Where a line holds the string "text", return that line.

──────── DATA LISTING

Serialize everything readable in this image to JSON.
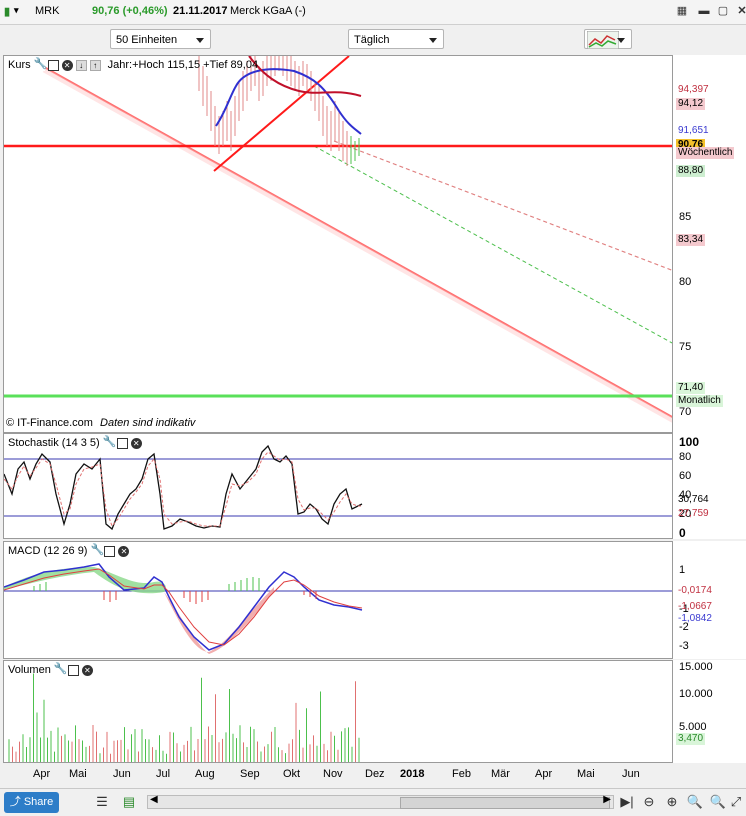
{
  "header": {
    "symbol": "MRK",
    "price_change": "90,76 (+0,46%)",
    "date": "21.11.2017",
    "name": "Merck KGaA (-)"
  },
  "controls": {
    "units": "50 Einheiten",
    "interval": "Täglich"
  },
  "price_panel": {
    "label": "Kurs",
    "info": "Jahr:+Hoch 115,15 +Tief 89,04",
    "copyright": "© IT-Finance.com",
    "disclaimer": "Daten sind indikativ",
    "yticks": [
      "85",
      "80",
      "75",
      "70"
    ],
    "tags": [
      {
        "text": "94,397",
        "color": "#c03040",
        "bg": "#ffffff"
      },
      {
        "text": "94,12",
        "color": "#000000",
        "bg": "#f4c9ce"
      },
      {
        "text": "91,651",
        "color": "#3a3ad0",
        "bg": "#ffffff"
      },
      {
        "text": "90,76",
        "color": "#000000",
        "bg": "#f3c12b"
      },
      {
        "text": "Wöchentlich",
        "color": "#000000",
        "bg": "#f4c9ce"
      },
      {
        "text": "88,80",
        "color": "#000000",
        "bg": "#cdeed0"
      },
      {
        "text": "83,34",
        "color": "#000000",
        "bg": "#f4c9ce"
      },
      {
        "text": "71,40",
        "color": "#000000",
        "bg": "#d9f5d9"
      },
      {
        "text": "Monatlich",
        "color": "#000000",
        "bg": "#d9f5d9"
      }
    ]
  },
  "stoch_panel": {
    "label": "Stochastik (14 3 5)",
    "yticks": [
      "100",
      "80",
      "60",
      "40",
      "20",
      "0"
    ],
    "tags": [
      "30,764",
      "27,759"
    ]
  },
  "macd_panel": {
    "label": "MACD (12 26 9)",
    "yticks": [
      "1",
      "-1",
      "-2",
      "-3"
    ],
    "tags": [
      "-0,0174",
      "-1,0667",
      "-1,0842"
    ]
  },
  "volume_panel": {
    "label": "Volumen",
    "yticks": [
      "15.000",
      "10.000",
      "5.000"
    ],
    "tags": [
      "3,470"
    ]
  },
  "months": [
    "Apr",
    "Mai",
    "Jun",
    "Jul",
    "Aug",
    "Sep",
    "Okt",
    "Nov",
    "Dez",
    "2018",
    "Feb",
    "Mär",
    "Apr",
    "Mai",
    "Jun"
  ],
  "footer": {
    "share": "Share"
  },
  "chart_data": {
    "type": "line",
    "title": "Merck KGaA (-)",
    "x": [
      "Apr",
      "Mai",
      "Jun",
      "Jul",
      "Aug",
      "Sep",
      "Okt",
      "Nov"
    ],
    "series": [],
    "ylim": [
      69,
      98
    ],
    "levels": [
      90.76,
      88.8,
      83.34,
      71.4
    ]
  },
  "colors": {
    "red": "#ff2020",
    "green": "#49e049",
    "blue": "#3030d0",
    "macd_red": "#e8a0a0"
  }
}
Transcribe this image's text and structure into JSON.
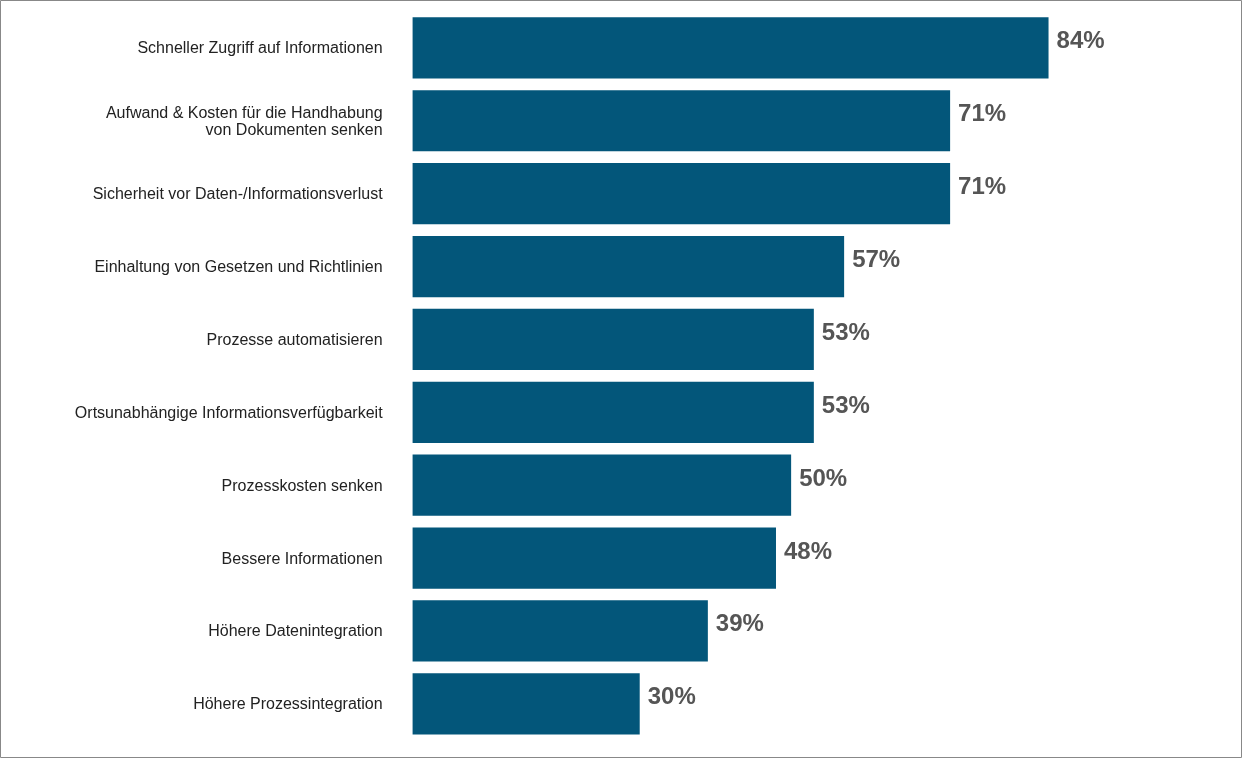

────────────────

◆ WORKED SOLUTION
        "text": "94,397",
        "text": "94,12",
        "text": "91,651",
        "text": "90,76",
        "text": "Wöchentlich",
        "text": "88,80",
        "text": "83,34",
        "text": "71,40",
        "text": "Monatlich",
Transcribe this image's text and structure into JSON.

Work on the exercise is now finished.